* COMPITO DA SVOLGERE *
Trascrivi parola per parola l'intero testo sulla cascata Vallategna riportato qui sotto.

Memoria difensiva per una cascata

Se mi arrogo il diritto di dire a chiare lettere quello che penso a proposito di ciò che si progetta nell’area della cascata Vallategna è perché sono un cittadino di Asso ma un cittadino di Asso tra coloro che più si sono  spesi per mantenere questo caro luogo libero da sozzure infami come il paventato, inutile, tomba di cemento definitiva, ipermercato della Snc Experience, il nome della società che avrebbe voluto quella costruzione. Per lottare assieme ad altri, di Asso, di Canzo, da tutta la provincia e da fuori, fondai il gruppo Difendiamo la cascata Vallategna giunto  a 3600 membri, vera piattaforma di lotta digitale che ha consentito di fronteggiare una amministrazione fermamente decisa a portare a termine quella operazione puramente speculativa, altra pietra tombale sul piccolo commercio del paese. Senza quella lotta adesso l’amministrazione Aceti avrebbe dovuto fare fronte ad altri problemi, la Vallategna essendo stata svenduta alla grande distribuzione.

* DATI DISPONIBILI *
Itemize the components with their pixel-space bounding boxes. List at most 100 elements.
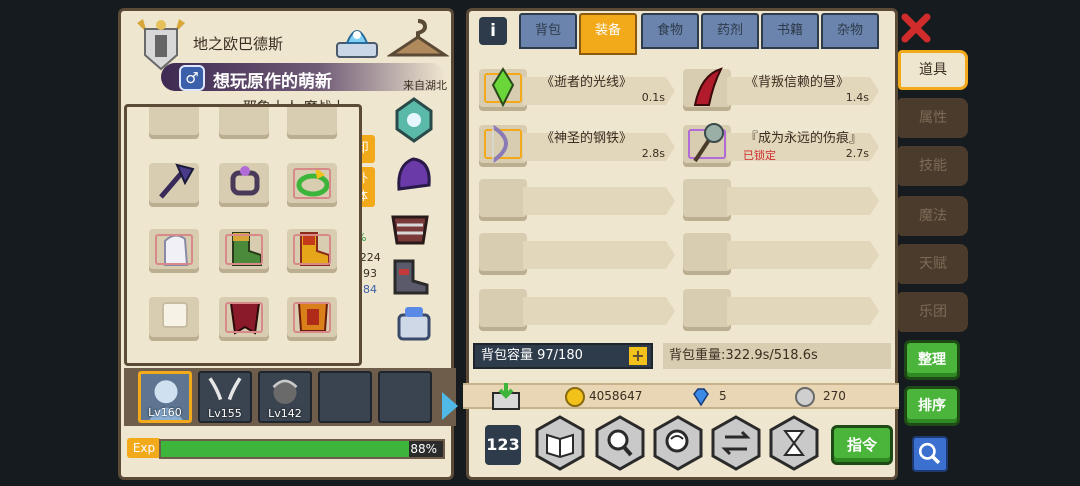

* LA RISPOSTA *
Memoria difensiva per una cascata

Se mi arrogo il diritto di dire a chiare lettere quello che penso a proposito di ciò che si progetta nell’area della cascata Vallategna è perché sono un cittadino di Asso ma un cittadino di Asso tra coloro che più si sono  spesi per mantenere questo caro luogo libero da sozzure infami come il paventato, inutile, tomba di cemento definitiva, ipermercato della Snc Experience, il nome della società che avrebbe voluto quella costruzione. Per lottare assieme ad altri, di Asso, di Canzo, da tutta la provincia e da fuori, fondai il gruppo Difendiamo la cascata Vallategna giunto  a 3600 membri, vera piattaforma di lotta digitale che ha consentito di fronteggiare una amministrazione fermamente decisa a portare a termine quella operazione puramente speculativa, altra pietra tombale sul piccolo commercio del paese. Senza quella lotta adesso l’amministrazione Aceti avrebbe dovuto fare fronte ad altri problemi, la Vallategna essendo stata svenduta alla grande distribuzione.